• _TASK OBJECTIVE_
Please give the stretch of records from the line containing "where are 7" through the line containing "chart-title: CRM-INTEGRATED STRATEGY" as a JSON list of strings, one string per line, with blank lines skipped. Leave the pictures out of the list.

• _EXERCISE INPUT_
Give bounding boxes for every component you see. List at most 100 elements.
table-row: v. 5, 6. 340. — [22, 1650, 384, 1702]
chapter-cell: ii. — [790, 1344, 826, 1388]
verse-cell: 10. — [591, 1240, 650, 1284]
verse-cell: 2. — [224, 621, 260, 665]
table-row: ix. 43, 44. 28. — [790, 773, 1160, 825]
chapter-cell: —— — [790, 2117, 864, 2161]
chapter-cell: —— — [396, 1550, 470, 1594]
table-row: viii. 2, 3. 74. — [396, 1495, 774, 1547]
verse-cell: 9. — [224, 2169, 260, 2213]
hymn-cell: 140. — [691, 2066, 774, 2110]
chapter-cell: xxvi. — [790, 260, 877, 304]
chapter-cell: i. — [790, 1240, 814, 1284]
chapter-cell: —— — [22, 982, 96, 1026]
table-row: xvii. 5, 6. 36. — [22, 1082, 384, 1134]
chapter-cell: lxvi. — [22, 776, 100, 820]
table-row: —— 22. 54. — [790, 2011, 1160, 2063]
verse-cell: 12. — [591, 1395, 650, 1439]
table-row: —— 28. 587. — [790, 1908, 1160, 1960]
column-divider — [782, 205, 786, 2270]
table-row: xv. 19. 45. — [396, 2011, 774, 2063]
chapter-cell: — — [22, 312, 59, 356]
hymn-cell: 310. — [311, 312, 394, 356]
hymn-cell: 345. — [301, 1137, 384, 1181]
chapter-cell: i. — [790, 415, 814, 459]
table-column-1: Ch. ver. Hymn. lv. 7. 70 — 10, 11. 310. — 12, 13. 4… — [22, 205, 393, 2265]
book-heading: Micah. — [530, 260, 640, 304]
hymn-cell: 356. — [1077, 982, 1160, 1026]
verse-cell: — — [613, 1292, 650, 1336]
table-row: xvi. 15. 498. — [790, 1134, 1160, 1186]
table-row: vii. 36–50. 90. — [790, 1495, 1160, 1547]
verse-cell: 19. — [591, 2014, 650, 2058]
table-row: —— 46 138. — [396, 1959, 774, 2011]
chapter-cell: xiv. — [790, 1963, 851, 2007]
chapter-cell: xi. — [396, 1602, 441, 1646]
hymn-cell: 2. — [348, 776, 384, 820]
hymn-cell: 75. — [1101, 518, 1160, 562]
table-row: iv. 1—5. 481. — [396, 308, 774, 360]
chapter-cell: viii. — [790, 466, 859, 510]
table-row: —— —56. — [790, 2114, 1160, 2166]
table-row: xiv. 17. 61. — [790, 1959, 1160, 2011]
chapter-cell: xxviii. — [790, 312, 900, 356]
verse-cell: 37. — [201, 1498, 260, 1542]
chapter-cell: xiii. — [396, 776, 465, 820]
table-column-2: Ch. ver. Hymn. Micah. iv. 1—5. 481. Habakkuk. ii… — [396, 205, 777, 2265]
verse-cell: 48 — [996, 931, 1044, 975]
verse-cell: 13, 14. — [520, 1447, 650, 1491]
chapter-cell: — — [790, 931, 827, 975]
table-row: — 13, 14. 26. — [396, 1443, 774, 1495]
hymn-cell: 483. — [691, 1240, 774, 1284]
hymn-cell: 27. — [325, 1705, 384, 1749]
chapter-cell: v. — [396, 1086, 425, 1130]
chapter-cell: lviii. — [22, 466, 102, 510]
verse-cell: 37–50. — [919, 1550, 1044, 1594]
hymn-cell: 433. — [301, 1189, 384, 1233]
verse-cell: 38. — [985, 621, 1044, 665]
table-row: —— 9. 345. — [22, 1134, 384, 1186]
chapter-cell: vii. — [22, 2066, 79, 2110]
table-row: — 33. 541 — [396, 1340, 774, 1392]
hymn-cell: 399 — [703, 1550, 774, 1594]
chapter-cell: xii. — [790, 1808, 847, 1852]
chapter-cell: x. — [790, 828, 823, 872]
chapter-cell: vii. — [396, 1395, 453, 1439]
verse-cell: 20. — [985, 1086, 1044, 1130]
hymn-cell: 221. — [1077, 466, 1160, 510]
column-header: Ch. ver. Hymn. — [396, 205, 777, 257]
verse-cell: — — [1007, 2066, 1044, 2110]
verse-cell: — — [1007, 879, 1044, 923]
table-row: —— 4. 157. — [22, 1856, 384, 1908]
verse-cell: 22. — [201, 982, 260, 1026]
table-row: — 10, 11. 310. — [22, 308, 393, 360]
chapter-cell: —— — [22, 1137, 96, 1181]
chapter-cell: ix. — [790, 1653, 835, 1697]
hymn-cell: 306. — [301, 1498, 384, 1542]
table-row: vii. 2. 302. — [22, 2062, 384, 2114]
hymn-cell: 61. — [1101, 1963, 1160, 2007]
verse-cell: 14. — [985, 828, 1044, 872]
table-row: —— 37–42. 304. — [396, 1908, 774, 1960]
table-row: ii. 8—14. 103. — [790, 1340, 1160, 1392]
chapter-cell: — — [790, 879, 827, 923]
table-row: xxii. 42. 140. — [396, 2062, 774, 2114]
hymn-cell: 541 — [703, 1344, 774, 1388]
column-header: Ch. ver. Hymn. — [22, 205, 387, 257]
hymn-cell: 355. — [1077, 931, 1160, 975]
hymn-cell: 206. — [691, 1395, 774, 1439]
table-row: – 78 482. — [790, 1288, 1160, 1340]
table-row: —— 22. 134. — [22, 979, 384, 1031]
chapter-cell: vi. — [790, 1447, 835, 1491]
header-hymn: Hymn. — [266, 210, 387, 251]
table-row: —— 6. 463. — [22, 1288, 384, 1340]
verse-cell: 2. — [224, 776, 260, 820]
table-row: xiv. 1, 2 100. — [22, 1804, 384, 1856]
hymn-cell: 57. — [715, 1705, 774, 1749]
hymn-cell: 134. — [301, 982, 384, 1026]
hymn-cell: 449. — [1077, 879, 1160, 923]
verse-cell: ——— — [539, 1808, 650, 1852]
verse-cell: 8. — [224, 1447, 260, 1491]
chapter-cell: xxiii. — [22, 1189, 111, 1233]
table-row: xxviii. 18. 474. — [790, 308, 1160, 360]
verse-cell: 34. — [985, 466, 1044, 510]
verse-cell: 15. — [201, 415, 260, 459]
---
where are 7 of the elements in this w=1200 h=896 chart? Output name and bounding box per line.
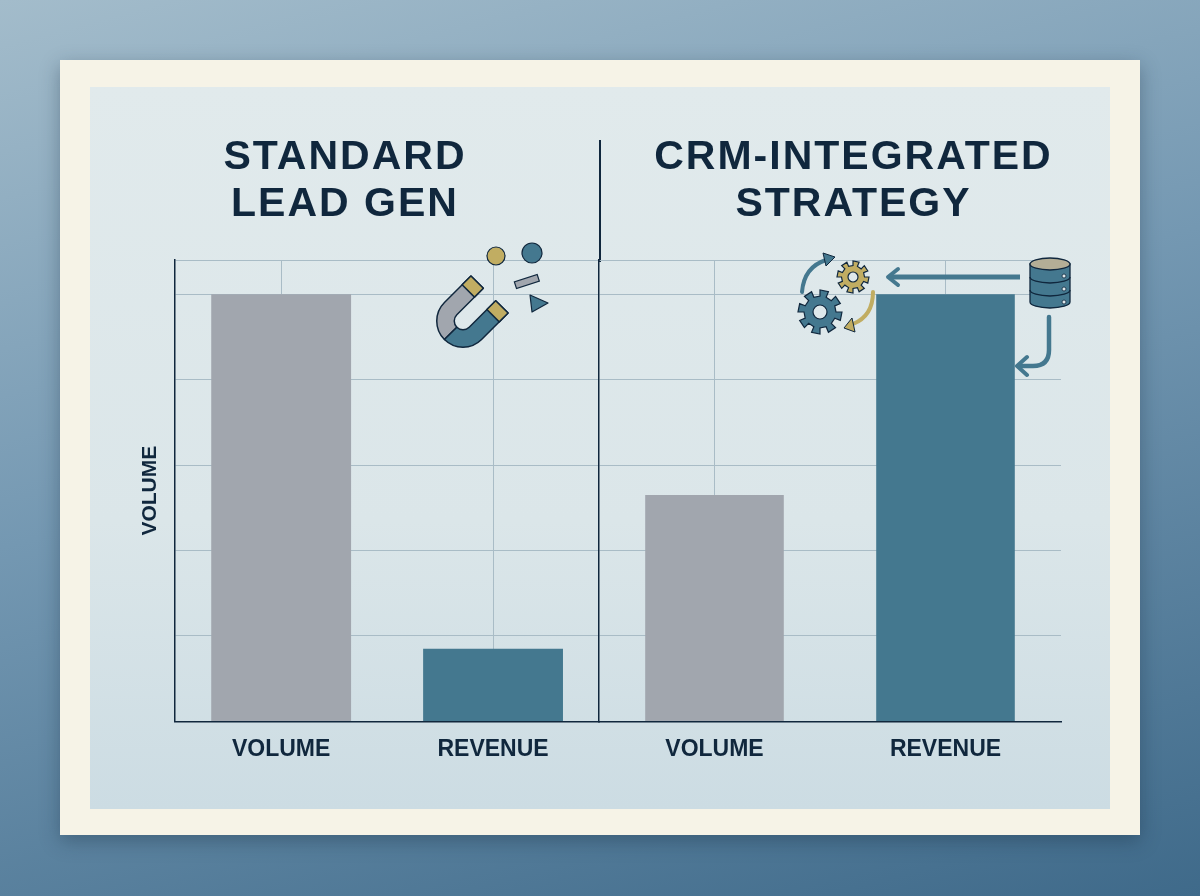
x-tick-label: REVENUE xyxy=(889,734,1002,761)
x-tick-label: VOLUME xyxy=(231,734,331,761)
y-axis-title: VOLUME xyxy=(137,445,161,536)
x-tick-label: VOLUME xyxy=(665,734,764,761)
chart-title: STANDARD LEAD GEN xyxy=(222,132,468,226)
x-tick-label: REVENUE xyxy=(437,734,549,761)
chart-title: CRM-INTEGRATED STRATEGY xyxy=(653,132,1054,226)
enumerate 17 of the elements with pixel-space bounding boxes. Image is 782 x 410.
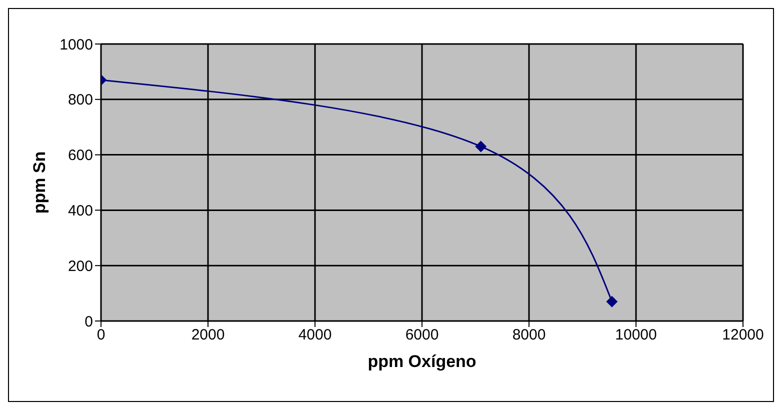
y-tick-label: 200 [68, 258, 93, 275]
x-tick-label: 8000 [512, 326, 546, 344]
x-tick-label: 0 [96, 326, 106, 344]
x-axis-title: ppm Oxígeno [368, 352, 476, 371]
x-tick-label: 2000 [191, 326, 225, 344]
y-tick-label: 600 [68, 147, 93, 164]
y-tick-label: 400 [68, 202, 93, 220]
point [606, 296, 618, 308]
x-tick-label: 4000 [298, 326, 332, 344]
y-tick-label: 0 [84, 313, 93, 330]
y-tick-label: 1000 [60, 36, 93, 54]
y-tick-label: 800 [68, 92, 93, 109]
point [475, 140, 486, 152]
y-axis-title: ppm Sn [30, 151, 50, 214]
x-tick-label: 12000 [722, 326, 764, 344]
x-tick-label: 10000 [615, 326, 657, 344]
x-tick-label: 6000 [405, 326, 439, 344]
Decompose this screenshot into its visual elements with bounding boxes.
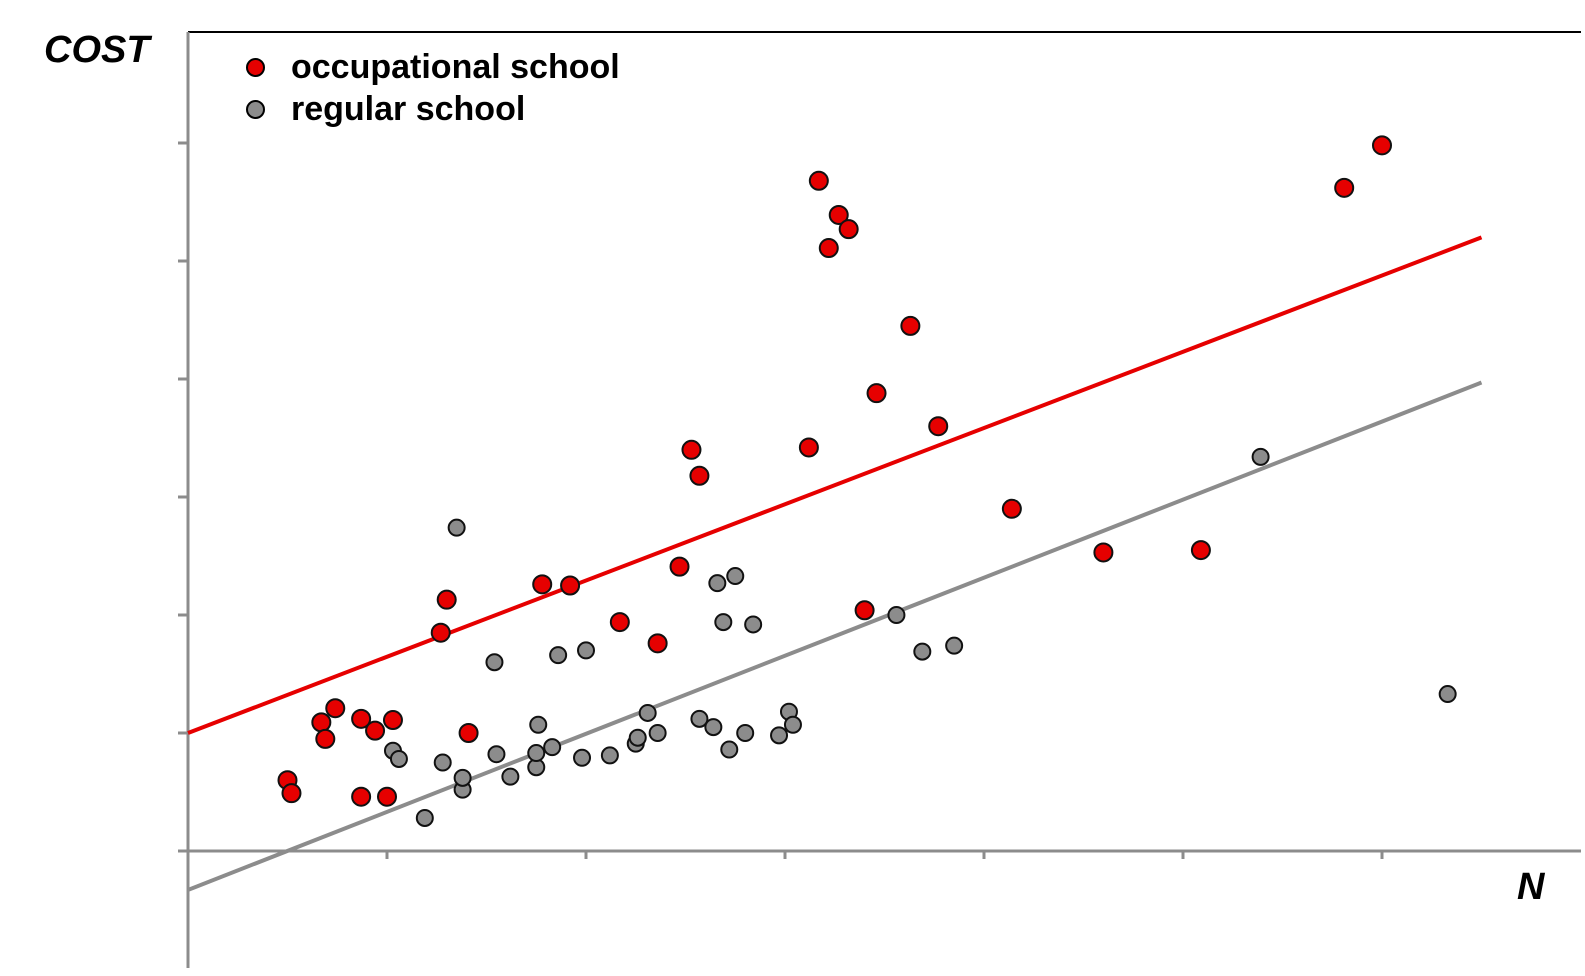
* * *
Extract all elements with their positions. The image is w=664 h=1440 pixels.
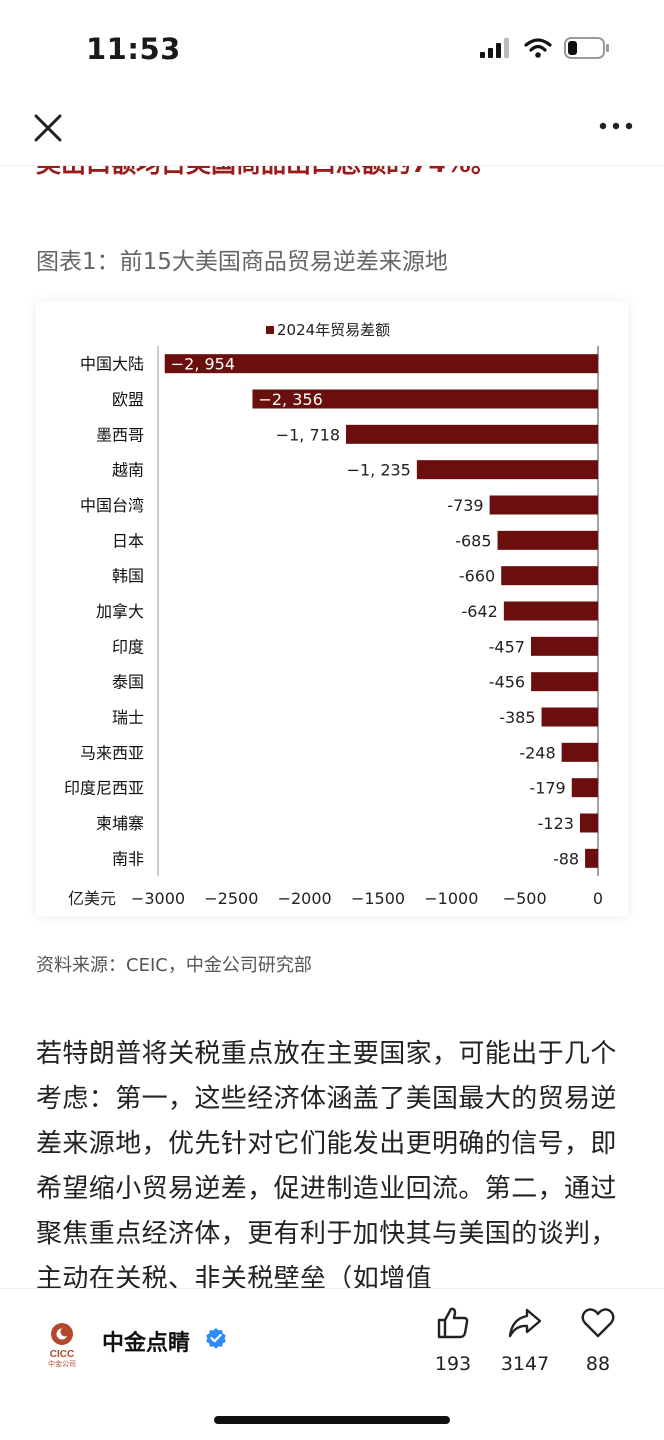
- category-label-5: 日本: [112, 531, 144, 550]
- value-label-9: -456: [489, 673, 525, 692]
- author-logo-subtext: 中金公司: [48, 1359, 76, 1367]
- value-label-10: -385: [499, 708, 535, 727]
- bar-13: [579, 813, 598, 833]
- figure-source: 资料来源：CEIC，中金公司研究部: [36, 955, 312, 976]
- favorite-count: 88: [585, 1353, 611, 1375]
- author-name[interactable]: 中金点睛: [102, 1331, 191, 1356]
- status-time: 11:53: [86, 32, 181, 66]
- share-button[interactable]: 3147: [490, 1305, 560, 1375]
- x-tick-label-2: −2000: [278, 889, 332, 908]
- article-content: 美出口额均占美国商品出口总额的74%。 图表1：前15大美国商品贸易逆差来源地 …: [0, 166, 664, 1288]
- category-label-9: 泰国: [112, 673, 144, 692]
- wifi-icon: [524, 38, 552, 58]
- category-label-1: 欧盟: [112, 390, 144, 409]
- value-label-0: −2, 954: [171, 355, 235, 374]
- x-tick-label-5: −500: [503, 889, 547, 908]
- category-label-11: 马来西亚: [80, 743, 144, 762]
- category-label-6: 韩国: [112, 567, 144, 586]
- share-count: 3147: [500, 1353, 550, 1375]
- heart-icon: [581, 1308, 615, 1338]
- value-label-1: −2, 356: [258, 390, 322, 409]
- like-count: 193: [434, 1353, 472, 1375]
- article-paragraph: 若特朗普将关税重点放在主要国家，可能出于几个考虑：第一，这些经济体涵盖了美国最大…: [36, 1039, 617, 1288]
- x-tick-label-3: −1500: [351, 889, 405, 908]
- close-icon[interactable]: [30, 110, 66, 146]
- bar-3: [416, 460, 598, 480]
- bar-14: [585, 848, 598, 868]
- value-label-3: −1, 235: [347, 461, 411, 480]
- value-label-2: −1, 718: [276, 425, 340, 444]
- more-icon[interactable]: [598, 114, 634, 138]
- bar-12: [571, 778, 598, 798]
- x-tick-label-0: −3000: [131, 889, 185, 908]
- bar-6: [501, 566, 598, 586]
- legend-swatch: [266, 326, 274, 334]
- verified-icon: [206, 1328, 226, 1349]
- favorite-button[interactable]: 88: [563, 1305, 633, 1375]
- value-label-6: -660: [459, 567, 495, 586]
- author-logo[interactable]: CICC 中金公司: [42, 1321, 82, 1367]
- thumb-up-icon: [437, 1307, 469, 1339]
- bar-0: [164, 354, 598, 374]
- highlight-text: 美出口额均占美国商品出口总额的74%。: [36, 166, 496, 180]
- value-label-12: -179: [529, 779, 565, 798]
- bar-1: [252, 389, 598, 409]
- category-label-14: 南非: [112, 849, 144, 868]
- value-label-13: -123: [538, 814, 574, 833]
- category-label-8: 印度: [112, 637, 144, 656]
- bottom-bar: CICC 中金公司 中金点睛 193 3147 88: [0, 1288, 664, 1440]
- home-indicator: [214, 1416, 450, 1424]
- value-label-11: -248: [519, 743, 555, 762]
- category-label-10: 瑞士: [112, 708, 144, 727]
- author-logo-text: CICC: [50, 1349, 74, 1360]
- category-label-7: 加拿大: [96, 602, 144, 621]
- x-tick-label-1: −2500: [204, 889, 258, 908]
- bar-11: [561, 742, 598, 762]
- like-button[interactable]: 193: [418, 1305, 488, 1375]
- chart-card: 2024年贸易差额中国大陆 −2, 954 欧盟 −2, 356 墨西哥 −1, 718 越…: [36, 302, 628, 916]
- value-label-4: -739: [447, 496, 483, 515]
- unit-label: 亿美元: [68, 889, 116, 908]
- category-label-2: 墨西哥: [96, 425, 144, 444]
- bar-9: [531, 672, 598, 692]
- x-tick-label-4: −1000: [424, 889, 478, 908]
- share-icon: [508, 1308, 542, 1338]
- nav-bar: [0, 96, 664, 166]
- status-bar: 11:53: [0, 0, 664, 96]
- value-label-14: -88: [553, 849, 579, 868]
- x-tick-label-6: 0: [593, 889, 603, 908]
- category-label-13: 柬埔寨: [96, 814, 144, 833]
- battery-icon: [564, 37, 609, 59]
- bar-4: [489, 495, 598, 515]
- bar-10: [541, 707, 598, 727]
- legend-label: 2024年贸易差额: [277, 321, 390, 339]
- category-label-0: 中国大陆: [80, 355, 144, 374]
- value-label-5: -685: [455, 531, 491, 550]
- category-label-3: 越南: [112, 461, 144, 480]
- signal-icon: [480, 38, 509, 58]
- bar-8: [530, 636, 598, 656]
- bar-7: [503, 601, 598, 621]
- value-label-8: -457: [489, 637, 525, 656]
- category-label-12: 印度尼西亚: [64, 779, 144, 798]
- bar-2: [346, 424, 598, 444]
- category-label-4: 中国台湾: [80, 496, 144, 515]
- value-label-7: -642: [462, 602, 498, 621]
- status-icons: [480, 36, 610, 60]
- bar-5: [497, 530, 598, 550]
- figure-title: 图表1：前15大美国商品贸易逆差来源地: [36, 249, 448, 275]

• _ANSWER FOR THE TASK_
[
  "where are 7 of the elements in this w=1200 h=896 chart? Output name and bounding box per line.",
  "x-tick-label: REVENUE xyxy=(889,734,1002,761)",
  "x-tick-label: VOLUME xyxy=(231,734,331,761)",
  "y-axis-title: VOLUME xyxy=(137,445,161,536)",
  "x-tick-label: VOLUME xyxy=(665,734,764,761)",
  "chart-title: STANDARD LEAD GEN xyxy=(222,132,468,226)",
  "x-tick-label: REVENUE xyxy=(437,734,549,761)",
  "chart-title: CRM-INTEGRATED STRATEGY xyxy=(653,132,1054,226)"
]